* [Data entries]
····················
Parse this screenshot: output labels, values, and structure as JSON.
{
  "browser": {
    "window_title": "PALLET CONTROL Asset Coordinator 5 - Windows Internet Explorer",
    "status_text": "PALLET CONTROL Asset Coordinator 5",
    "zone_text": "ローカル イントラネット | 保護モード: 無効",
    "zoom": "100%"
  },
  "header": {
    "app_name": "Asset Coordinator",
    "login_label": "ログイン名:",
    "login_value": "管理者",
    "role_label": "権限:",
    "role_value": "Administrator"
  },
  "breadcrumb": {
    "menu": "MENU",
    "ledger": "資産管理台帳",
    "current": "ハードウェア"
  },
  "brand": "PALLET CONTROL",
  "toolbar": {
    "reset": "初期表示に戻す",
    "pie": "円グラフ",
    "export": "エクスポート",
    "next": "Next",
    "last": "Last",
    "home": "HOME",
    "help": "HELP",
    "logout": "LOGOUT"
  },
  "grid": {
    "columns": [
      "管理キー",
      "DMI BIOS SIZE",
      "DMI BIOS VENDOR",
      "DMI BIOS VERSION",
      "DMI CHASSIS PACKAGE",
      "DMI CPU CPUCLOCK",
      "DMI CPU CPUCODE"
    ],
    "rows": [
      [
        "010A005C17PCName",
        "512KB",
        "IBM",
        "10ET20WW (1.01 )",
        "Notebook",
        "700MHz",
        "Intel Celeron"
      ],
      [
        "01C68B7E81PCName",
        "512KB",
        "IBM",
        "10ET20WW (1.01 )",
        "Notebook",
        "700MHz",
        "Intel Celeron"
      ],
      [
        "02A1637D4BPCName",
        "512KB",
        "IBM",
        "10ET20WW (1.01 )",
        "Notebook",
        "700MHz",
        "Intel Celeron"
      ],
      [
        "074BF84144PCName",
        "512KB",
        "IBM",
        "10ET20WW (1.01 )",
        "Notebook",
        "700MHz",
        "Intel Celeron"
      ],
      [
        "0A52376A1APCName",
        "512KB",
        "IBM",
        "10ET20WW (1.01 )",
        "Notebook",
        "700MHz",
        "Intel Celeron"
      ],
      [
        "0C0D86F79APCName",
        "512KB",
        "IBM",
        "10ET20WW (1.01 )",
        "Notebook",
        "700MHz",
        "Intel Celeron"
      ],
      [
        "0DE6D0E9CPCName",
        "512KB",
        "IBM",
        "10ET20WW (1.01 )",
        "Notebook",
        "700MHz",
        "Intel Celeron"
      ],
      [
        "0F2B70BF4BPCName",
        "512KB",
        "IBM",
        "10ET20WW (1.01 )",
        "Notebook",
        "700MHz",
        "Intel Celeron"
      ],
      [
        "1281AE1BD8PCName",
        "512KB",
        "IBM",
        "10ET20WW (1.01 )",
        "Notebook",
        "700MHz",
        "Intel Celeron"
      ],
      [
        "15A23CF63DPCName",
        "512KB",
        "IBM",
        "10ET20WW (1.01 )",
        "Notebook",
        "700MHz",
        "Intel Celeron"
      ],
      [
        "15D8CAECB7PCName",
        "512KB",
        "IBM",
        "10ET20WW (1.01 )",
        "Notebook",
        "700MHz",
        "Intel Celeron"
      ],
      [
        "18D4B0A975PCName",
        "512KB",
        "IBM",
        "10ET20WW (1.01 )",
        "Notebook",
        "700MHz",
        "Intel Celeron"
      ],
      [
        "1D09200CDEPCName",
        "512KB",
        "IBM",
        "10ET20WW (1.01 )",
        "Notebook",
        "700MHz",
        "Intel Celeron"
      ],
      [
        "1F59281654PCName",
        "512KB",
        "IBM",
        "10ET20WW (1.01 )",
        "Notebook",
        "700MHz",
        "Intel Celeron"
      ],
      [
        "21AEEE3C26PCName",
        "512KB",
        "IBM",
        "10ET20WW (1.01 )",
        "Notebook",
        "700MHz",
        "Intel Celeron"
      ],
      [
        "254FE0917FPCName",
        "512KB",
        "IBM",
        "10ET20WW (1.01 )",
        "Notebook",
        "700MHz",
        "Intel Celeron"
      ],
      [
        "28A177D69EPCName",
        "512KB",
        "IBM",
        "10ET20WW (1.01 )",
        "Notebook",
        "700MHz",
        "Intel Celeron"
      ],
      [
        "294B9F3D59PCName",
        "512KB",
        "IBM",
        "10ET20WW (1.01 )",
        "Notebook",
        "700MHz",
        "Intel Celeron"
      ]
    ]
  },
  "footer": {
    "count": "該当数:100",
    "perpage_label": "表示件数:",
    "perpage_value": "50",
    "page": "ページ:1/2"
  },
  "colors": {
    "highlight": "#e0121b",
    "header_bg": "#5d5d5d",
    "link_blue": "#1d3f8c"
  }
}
····················
* [Directions]
In the records shown above, how many lines include the word "Coordinator"? Answer with the number only.

* [Output for this task]
3